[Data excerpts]
↓

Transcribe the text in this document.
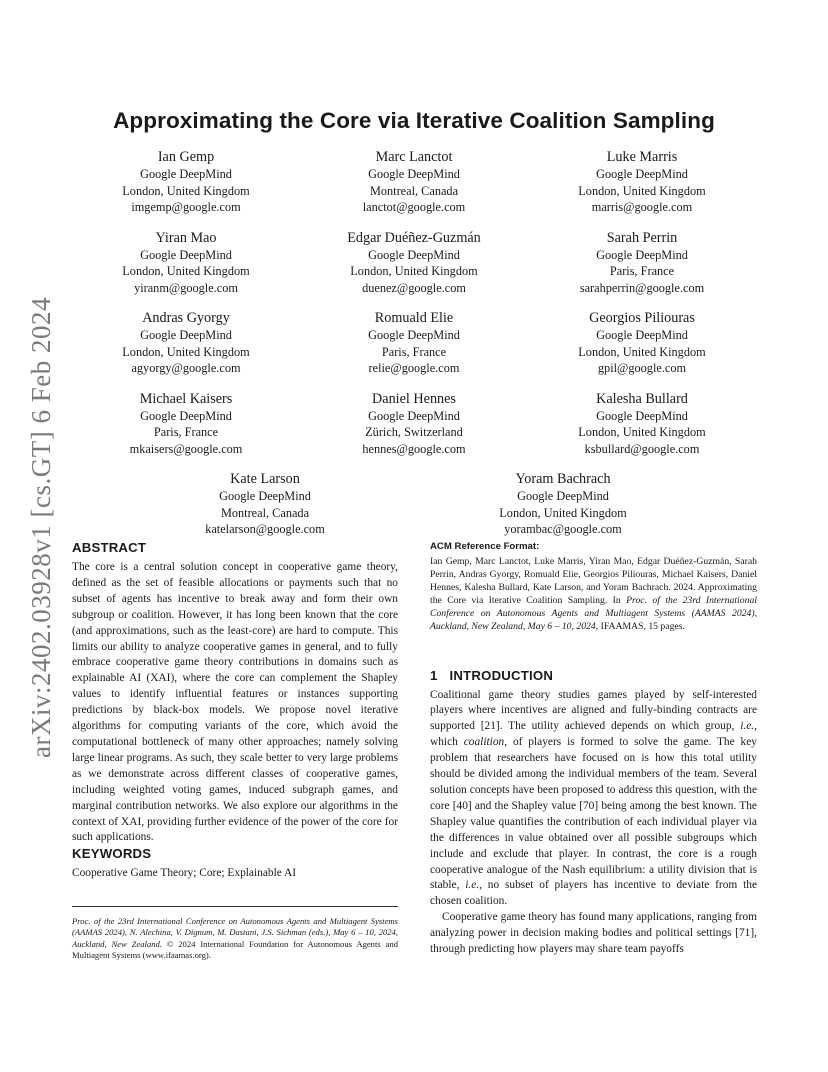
arXiv:2402.03928v1 [cs.GT] 6 Feb 2024
Approximating the Core via Iterative Coalition Sampling
Ian Gemp
Google DeepMind
London, United Kingdom
imgemp@google.com
Marc Lanctot
Google DeepMind
Montreal, Canada
lanctot@google.com
Luke Marris
Google DeepMind
London, United Kingdom
marris@google.com
Yiran Mao
Google DeepMind
London, United Kingdom
yiranm@google.com
Edgar Duéñez-Guzmán
Google DeepMind
London, United Kingdom
duenez@google.com
Sarah Perrin
Google DeepMind
Paris, France
sarahperrin@google.com
Andras Gyorgy
Google DeepMind
London, United Kingdom
agyorgy@google.com
Romuald Elie
Google DeepMind
Paris, France
relie@google.com
Georgios Piliouras
Google DeepMind
London, United Kingdom
gpil@google.com
Michael Kaisers
Google DeepMind
Paris, France
mkaisers@google.com
Daniel Hennes
Google DeepMind
Zürich, Switzerland
hennes@google.com
Kalesha Bullard
Google DeepMind
London, United Kingdom
ksbullard@google.com
Kate Larson
Google DeepMind
Montreal, Canada
katelarson@google.com
Yoram Bachrach
Google DeepMind
London, United Kingdom
yorambac@google.com
ABSTRACT

The core is a central solution concept in cooperative game theory, defined as the set of feasible allocations or payments such that no subset of agents has incentive to break away and form their own subgroup or coalition. However, it has long been known that the core (and approximations, such as the least-core) are hard to compute. This limits our ability to analyze cooperative games in general, and to fully embrace cooperative game theory contributions in domains such as explainable AI (XAI), where the core can complement the Shapley values to identify influential features or instances supporting predictions by black-box models. We propose novel iterative algorithms for computing variants of the core, which avoid the computational bottleneck of many other approaches; namely solving large linear programs. As such, they scale better to very large problems as we demonstrate across different classes of cooperative games, including weighted voting games, induced subgraph games, and marginal contribution networks. We also explore our algorithms in the context of XAI, providing further evidence of the power of the core for such applications.

KEYWORDS

Cooperative Game Theory; Core; Explainable AI

Proc. of the 23rd International Conference on Autonomous Agents and Multiagent Systems (AAMAS 2024), N. Alechina, V. Dignum, M. Dastani, J.S. Sichman (eds.), May 6 – 10, 2024, Auckland, New Zealand. © 2024 International Foundation for Autonomous Agents and Multiagent Systems (www.ifaamas.org).
ACM Reference Format:

Ian Gemp, Marc Lanctot, Luke Marris, Yiran Mao, Edgar Duéñez-Guzmán, Sarah Perrin, Andras Gyorgy, Romuald Elie, Georgios Piliouras, Michael Kaisers, Daniel Hennes, Kalesha Bullard, Kate Larson, and Yoram Bachrach. 2024. Approximating the Core via Iterative Coalition Sampling. In Proc. of the 23rd International Conference on Autonomous Agents and Multiagent Systems (AAMAS 2024), Auckland, New Zealand, May 6 – 10, 2024, IFAAMAS, 15 pages.

1 INTRODUCTION

Coalitional game theory studies games played by self-interested players where incentives are aligned and fully-binding contracts are supported [21]. The utility achieved depends on which group, i.e., which coalition, of players is formed to solve the game. The key problem that researchers have focused on is how this total utility should be divided among the individual members of the team. Several solution concepts have been proposed to address this question, with the core [40] and the Shapley value [70] being among the best known. The Shapley value quantifies the contribution of each individual player via the differences in value obtained over all possible subgroups which include and exclude that player. In contrast, the core is a rough cooperative analogue of the Nash equilibrium: a utility division that is stable, i.e., no subset of players has incentive to deviate from the chosen coalition.

Cooperative game theory has found many applications, ranging from analyzing power in decision making bodies and political settings [71], through predicting how players may share team payoffs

↑

- [WORK TO DO] Retype every entry verbatim and exclude the pictures from the copy.

- [THE SOLUTION]
Transcribe the text in this document.
arXiv:2402.03928v1 [cs.GT] 6 Feb 2024
Approximating the Core via Iterative Coalition Sampling
Ian Gemp
Google DeepMind
London, United Kingdom
imgemp@google.com
Marc Lanctot
Google DeepMind
Montreal, Canada
lanctot@google.com
Luke Marris
Google DeepMind
London, United Kingdom
marris@google.com
Yiran Mao
Google DeepMind
London, United Kingdom
yiranm@google.com
Edgar Duéñez-Guzmán
Google DeepMind
London, United Kingdom
duenez@google.com
Sarah Perrin
Google DeepMind
Paris, France
sarahperrin@google.com
Andras Gyorgy
Google DeepMind
London, United Kingdom
agyorgy@google.com
Romuald Elie
Google DeepMind
Paris, France
relie@google.com
Georgios Piliouras
Google DeepMind
London, United Kingdom
gpil@google.com
Michael Kaisers
Google DeepMind
Paris, France
mkaisers@google.com
Daniel Hennes
Google DeepMind
Zürich, Switzerland
hennes@google.com
Kalesha Bullard
Google DeepMind
London, United Kingdom
ksbullard@google.com
Kate Larson
Google DeepMind
Montreal, Canada
katelarson@google.com
Yoram Bachrach
Google DeepMind
London, United Kingdom
yorambac@google.com
ABSTRACT

The core is a central solution concept in cooperative game theory, defined as the set of feasible allocations or payments such that no subset of agents has incentive to break away and form their own subgroup or coalition. However, it has long been known that the core (and approximations, such as the least-core) are hard to compute. This limits our ability to analyze cooperative games in general, and to fully embrace cooperative game theory contributions in domains such as explainable AI (XAI), where the core can complement the Shapley values to identify influential features or instances supporting predictions by black-box models. We propose novel iterative algorithms for computing variants of the core, which avoid the computational bottleneck of many other approaches; namely solving large linear programs. As such, they scale better to very large problems as we demonstrate across different classes of cooperative games, including weighted voting games, induced subgraph games, and marginal contribution networks. We also explore our algorithms in the context of XAI, providing further evidence of the power of the core for such applications.

KEYWORDS

Cooperative Game Theory; Core; Explainable AI

Proc. of the 23rd International Conference on Autonomous Agents and Multiagent Systems (AAMAS 2024), N. Alechina, V. Dignum, M. Dastani, J.S. Sichman (eds.), May 6 – 10, 2024, Auckland, New Zealand. © 2024 International Foundation for Autonomous Agents and Multiagent Systems (www.ifaamas.org).
ACM Reference Format:

Ian Gemp, Marc Lanctot, Luke Marris, Yiran Mao, Edgar Duéñez-Guzmán, Sarah Perrin, Andras Gyorgy, Romuald Elie, Georgios Piliouras, Michael Kaisers, Daniel Hennes, Kalesha Bullard, Kate Larson, and Yoram Bachrach. 2024. Approximating the Core via Iterative Coalition Sampling. In Proc. of the 23rd International Conference on Autonomous Agents and Multiagent Systems (AAMAS 2024), Auckland, New Zealand, May 6 – 10, 2024, IFAAMAS, 15 pages.

1 INTRODUCTION

Coalitional game theory studies games played by self-interested players where incentives are aligned and fully-binding contracts are supported [21]. The utility achieved depends on which group, i.e., which coalition, of players is formed to solve the game. The key problem that researchers have focused on is how this total utility should be divided among the individual members of the team. Several solution concepts have been proposed to address this question, with the core [40] and the Shapley value [70] being among the best known. The Shapley value quantifies the contribution of each individual player via the differences in value obtained over all possible subgroups which include and exclude that player. In contrast, the core is a rough cooperative analogue of the Nash equilibrium: a utility division that is stable, i.e., no subset of players has incentive to deviate from the chosen coalition.

Cooperative game theory has found many applications, ranging from analyzing power in decision making bodies and political settings [71], through predicting how players may share team payoffs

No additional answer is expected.